### GIVEN RECORDS
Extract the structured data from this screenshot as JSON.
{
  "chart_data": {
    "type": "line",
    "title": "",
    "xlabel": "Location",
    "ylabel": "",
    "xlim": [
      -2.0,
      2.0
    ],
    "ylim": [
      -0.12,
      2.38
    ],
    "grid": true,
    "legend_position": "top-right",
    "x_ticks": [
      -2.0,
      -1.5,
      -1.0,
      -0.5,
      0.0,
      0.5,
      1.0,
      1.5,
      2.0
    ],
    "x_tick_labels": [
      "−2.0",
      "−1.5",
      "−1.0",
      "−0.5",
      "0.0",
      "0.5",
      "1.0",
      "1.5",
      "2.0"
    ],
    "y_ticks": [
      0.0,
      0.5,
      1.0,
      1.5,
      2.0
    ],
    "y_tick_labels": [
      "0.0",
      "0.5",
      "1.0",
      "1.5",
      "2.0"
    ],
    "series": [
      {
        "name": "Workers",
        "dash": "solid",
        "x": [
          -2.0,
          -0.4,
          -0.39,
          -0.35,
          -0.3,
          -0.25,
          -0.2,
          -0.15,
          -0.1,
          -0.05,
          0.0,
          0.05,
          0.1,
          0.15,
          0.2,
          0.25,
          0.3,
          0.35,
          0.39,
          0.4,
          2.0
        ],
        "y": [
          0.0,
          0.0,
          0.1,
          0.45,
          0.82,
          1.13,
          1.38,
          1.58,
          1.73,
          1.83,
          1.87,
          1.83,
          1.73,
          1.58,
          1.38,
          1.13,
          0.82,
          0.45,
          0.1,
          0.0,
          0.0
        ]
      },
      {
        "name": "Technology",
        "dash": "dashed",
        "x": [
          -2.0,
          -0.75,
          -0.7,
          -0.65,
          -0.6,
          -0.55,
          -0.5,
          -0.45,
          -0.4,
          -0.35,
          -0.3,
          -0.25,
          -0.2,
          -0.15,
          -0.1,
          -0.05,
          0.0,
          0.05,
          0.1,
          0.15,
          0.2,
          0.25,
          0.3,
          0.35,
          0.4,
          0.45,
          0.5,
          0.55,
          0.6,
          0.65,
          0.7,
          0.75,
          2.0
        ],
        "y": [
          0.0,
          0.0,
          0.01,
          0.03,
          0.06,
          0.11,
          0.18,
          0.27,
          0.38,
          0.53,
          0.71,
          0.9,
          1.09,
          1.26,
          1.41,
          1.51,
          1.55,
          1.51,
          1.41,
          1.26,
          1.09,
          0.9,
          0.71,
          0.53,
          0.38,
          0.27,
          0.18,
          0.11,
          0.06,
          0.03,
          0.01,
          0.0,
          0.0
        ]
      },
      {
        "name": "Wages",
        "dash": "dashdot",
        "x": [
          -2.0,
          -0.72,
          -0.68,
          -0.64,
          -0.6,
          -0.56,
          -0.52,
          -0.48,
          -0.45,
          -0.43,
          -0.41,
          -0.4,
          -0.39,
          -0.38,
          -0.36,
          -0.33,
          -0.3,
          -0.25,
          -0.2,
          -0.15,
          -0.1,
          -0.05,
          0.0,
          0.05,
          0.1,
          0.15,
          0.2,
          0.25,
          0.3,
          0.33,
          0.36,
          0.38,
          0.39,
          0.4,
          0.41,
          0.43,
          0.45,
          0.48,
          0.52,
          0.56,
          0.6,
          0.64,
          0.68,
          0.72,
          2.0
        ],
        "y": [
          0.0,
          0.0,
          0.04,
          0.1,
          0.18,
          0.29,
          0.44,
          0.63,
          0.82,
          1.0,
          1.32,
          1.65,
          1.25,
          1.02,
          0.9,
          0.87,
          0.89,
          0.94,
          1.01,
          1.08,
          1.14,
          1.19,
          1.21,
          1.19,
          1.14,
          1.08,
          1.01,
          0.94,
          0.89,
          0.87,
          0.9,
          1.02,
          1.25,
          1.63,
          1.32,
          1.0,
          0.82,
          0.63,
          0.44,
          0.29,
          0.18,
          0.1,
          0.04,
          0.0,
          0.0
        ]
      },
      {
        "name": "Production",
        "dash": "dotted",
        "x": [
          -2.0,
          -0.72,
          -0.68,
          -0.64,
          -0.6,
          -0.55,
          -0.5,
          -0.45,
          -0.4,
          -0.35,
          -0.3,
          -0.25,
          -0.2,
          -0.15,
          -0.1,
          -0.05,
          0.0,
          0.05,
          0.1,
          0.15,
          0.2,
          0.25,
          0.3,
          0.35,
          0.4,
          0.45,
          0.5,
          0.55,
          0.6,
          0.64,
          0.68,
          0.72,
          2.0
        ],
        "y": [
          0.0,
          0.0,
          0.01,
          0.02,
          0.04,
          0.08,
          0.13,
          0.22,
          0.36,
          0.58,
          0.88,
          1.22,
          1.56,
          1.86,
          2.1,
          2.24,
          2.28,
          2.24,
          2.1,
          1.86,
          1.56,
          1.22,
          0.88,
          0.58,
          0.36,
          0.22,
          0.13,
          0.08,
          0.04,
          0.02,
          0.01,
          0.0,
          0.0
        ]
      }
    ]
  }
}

### THE PROBLEM
Restate every record exactly, leaving nothing out.

### OUTPUT FOR THIS TASK
Extract the structured data from this screenshot as JSON.
{
  "chart_data": {
    "type": "line",
    "title": "",
    "xlabel": "Location",
    "ylabel": "",
    "xlim": [
      -2.0,
      2.0
    ],
    "ylim": [
      -0.12,
      2.38
    ],
    "grid": true,
    "legend_position": "top-right",
    "x_ticks": [
      -2.0,
      -1.5,
      -1.0,
      -0.5,
      0.0,
      0.5,
      1.0,
      1.5,
      2.0
    ],
    "x_tick_labels": [
      "−2.0",
      "−1.5",
      "−1.0",
      "−0.5",
      "0.0",
      "0.5",
      "1.0",
      "1.5",
      "2.0"
    ],
    "y_ticks": [
      0.0,
      0.5,
      1.0,
      1.5,
      2.0
    ],
    "y_tick_labels": [
      "0.0",
      "0.5",
      "1.0",
      "1.5",
      "2.0"
    ],
    "series": [
      {
        "name": "Workers",
        "dash": "solid",
        "x": [
          -2.0,
          -0.4,
          -0.39,
          -0.35,
          -0.3,
          -0.25,
          -0.2,
          -0.15,
          -0.1,
          -0.05,
          0.0,
          0.05,
          0.1,
          0.15,
          0.2,
          0.25,
          0.3,
          0.35,
          0.39,
          0.4,
          2.0
        ],
        "y": [
          0.0,
          0.0,
          0.1,
          0.45,
          0.82,
          1.13,
          1.38,
          1.58,
          1.73,
          1.83,
          1.87,
          1.83,
          1.73,
          1.58,
          1.38,
          1.13,
          0.82,
          0.45,
          0.1,
          0.0,
          0.0
        ]
      },
      {
        "name": "Technology",
        "dash": "dashed",
        "x": [
          -2.0,
          -0.75,
          -0.7,
          -0.65,
          -0.6,
          -0.55,
          -0.5,
          -0.45,
          -0.4,
          -0.35,
          -0.3,
          -0.25,
          -0.2,
          -0.15,
          -0.1,
          -0.05,
          0.0,
          0.05,
          0.1,
          0.15,
          0.2,
          0.25,
          0.3,
          0.35,
          0.4,
          0.45,
          0.5,
          0.55,
          0.6,
          0.65,
          0.7,
          0.75,
          2.0
        ],
        "y": [
          0.0,
          0.0,
          0.01,
          0.03,
          0.06,
          0.11,
          0.18,
          0.27,
          0.38,
          0.53,
          0.71,
          0.9,
          1.09,
          1.26,
          1.41,
          1.51,
          1.55,
          1.51,
          1.41,
          1.26,
          1.09,
          0.9,
          0.71,
          0.53,
          0.38,
          0.27,
          0.18,
          0.11,
          0.06,
          0.03,
          0.01,
          0.0,
          0.0
        ]
      },
      {
        "name": "Wages",
        "dash": "dashdot",
        "x": [
          -2.0,
          -0.72,
          -0.68,
          -0.64,
          -0.6,
          -0.56,
          -0.52,
          -0.48,
          -0.45,
          -0.43,
          -0.41,
          -0.4,
          -0.39,
          -0.38,
          -0.36,
          -0.33,
          -0.3,
          -0.25,
          -0.2,
          -0.15,
          -0.1,
          -0.05,
          0.0,
          0.05,
          0.1,
          0.15,
          0.2,
          0.25,
          0.3,
          0.33,
          0.36,
          0.38,
          0.39,
          0.4,
          0.41,
          0.43,
          0.45,
          0.48,
          0.52,
          0.56,
          0.6,
          0.64,
          0.68,
          0.72,
          2.0
        ],
        "y": [
          0.0,
          0.0,
          0.04,
          0.1,
          0.18,
          0.29,
          0.44,
          0.63,
          0.82,
          1.0,
          1.32,
          1.65,
          1.25,
          1.02,
          0.9,
          0.87,
          0.89,
          0.94,
          1.01,
          1.08,
          1.14,
          1.19,
          1.21,
          1.19,
          1.14,
          1.08,
          1.01,
          0.94,
          0.89,
          0.87,
          0.9,
          1.02,
          1.25,
          1.63,
          1.32,
          1.0,
          0.82,
          0.63,
          0.44,
          0.29,
          0.18,
          0.1,
          0.04,
          0.0,
          0.0
        ]
      },
      {
        "name": "Production",
        "dash": "dotted",
        "x": [
          -2.0,
          -0.72,
          -0.68,
          -0.64,
          -0.6,
          -0.55,
          -0.5,
          -0.45,
          -0.4,
          -0.35,
          -0.3,
          -0.25,
          -0.2,
          -0.15,
          -0.1,
          -0.05,
          0.0,
          0.05,
          0.1,
          0.15,
          0.2,
          0.25,
          0.3,
          0.35,
          0.4,
          0.45,
          0.5,
          0.55,
          0.6,
          0.64,
          0.68,
          0.72,
          2.0
        ],
        "y": [
          0.0,
          0.0,
          0.01,
          0.02,
          0.04,
          0.08,
          0.13,
          0.22,
          0.36,
          0.58,
          0.88,
          1.22,
          1.56,
          1.86,
          2.1,
          2.24,
          2.28,
          2.24,
          2.1,
          1.86,
          1.56,
          1.22,
          0.88,
          0.58,
          0.36,
          0.22,
          0.13,
          0.08,
          0.04,
          0.02,
          0.01,
          0.0,
          0.0
        ]
      }
    ]
  }
}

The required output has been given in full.